[Lines of data]
□ □ □

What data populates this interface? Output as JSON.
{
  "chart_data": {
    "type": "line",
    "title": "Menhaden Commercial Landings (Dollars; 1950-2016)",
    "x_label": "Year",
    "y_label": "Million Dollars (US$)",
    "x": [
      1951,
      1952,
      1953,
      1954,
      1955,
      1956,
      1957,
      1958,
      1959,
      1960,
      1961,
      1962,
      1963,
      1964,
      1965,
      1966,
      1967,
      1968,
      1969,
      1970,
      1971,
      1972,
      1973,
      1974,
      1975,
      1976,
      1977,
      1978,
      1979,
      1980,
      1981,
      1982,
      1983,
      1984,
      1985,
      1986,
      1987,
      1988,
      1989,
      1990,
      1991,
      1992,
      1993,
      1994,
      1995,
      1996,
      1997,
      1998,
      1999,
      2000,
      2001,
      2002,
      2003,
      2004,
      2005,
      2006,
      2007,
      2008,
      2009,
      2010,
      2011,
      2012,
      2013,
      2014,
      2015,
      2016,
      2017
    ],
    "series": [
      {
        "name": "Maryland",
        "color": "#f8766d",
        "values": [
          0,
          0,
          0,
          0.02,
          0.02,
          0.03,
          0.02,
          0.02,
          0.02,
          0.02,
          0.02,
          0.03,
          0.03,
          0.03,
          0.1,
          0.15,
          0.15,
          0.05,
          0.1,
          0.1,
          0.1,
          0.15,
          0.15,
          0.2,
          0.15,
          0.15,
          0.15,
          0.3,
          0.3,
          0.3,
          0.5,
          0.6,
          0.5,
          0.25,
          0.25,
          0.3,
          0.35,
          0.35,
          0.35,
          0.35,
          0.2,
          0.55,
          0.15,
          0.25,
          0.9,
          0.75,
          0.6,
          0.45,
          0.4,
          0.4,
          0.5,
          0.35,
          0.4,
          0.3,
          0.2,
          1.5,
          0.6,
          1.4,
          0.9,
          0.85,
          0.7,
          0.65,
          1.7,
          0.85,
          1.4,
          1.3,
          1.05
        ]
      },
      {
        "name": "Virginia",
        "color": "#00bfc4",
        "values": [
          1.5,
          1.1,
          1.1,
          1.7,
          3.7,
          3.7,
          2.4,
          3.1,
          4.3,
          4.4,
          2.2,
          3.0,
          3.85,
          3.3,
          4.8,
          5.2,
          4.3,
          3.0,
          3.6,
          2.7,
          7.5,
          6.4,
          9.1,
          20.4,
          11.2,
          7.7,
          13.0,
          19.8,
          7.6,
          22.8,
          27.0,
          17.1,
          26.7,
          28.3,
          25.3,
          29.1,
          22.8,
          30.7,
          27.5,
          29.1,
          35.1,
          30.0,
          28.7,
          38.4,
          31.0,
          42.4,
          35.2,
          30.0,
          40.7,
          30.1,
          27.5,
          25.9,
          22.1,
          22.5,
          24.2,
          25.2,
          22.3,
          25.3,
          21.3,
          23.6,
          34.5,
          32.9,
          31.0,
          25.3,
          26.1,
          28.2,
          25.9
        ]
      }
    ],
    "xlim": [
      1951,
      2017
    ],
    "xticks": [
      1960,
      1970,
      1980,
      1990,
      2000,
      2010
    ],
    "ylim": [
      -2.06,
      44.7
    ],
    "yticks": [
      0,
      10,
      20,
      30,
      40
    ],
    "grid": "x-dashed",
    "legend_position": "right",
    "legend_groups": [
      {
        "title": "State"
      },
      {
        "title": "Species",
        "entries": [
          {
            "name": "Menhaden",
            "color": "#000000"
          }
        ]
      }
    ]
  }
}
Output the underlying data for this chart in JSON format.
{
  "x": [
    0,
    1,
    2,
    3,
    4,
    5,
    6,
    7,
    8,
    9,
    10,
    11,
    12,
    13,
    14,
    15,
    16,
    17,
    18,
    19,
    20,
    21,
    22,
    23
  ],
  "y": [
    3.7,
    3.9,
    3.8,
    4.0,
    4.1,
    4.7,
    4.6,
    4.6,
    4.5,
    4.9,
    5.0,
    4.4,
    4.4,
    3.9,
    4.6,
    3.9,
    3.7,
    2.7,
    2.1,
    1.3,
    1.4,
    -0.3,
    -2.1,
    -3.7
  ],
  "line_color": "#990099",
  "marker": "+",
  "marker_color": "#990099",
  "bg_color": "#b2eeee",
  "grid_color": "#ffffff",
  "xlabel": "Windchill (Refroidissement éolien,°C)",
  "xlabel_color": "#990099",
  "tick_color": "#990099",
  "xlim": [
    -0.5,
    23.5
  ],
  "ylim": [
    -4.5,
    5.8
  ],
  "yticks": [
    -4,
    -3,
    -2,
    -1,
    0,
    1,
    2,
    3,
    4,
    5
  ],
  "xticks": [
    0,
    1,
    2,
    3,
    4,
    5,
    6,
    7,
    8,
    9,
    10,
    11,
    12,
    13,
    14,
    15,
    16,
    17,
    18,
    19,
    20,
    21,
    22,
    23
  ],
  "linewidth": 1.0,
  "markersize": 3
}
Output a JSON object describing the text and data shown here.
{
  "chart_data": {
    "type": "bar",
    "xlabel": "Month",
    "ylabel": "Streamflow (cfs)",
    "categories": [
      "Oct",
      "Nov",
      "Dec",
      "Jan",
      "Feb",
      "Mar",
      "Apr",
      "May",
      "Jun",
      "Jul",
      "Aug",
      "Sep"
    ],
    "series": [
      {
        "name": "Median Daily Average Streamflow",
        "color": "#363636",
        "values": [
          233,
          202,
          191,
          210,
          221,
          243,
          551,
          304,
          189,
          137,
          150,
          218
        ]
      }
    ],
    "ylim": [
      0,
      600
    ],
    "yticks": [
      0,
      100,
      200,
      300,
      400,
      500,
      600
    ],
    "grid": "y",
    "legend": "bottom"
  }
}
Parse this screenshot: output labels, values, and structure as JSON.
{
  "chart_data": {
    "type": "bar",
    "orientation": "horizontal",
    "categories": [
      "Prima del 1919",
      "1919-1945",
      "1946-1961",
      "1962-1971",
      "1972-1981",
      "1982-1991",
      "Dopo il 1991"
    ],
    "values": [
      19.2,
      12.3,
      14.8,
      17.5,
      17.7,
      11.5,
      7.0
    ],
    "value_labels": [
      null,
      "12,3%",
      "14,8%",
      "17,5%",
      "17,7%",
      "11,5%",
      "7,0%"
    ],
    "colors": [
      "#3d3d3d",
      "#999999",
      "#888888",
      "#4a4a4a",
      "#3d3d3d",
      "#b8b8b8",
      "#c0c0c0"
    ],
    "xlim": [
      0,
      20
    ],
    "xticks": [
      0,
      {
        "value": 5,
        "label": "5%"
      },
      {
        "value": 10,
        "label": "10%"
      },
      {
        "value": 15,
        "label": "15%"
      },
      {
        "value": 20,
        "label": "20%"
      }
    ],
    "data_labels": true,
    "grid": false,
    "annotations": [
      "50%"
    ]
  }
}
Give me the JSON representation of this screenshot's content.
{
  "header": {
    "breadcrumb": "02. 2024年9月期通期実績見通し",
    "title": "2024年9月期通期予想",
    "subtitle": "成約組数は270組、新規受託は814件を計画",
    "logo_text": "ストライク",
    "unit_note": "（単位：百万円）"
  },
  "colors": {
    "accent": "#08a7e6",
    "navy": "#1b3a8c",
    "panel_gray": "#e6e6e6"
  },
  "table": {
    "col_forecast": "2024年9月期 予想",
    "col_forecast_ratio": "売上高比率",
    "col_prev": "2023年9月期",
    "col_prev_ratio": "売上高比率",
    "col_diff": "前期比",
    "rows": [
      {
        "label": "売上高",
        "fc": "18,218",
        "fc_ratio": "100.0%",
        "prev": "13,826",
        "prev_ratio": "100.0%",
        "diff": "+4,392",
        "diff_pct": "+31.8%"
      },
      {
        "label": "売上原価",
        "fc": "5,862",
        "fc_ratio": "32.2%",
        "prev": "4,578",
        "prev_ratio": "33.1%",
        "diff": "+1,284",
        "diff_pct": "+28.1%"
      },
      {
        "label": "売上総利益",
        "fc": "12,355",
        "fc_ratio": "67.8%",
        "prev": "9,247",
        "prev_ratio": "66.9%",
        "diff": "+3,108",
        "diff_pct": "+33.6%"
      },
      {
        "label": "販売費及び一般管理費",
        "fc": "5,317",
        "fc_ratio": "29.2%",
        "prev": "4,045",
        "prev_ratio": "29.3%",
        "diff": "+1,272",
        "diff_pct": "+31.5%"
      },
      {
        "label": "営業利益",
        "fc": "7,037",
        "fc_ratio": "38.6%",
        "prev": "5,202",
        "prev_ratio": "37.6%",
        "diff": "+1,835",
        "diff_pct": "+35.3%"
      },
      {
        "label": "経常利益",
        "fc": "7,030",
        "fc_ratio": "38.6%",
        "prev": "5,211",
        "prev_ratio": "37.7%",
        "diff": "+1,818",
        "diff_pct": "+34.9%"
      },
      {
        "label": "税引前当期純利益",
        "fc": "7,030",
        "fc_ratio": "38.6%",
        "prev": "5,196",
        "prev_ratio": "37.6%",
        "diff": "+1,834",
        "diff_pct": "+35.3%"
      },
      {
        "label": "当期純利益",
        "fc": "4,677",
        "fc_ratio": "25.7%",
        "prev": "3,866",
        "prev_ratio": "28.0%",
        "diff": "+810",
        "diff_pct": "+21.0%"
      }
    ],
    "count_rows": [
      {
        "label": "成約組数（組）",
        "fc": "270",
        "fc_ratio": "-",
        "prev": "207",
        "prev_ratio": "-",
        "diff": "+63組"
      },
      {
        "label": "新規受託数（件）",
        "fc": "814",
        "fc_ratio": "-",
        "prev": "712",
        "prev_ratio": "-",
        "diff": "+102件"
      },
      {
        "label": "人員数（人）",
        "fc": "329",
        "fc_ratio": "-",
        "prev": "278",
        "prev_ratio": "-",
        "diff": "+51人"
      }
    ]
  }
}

□ □ □

Aim of the exercise:
Copy every line that contains the string "売上高比率".

Completed exercise:
    "col_forecast_ratio": "売上高比率",
    "col_prev_ratio": "売上高比率",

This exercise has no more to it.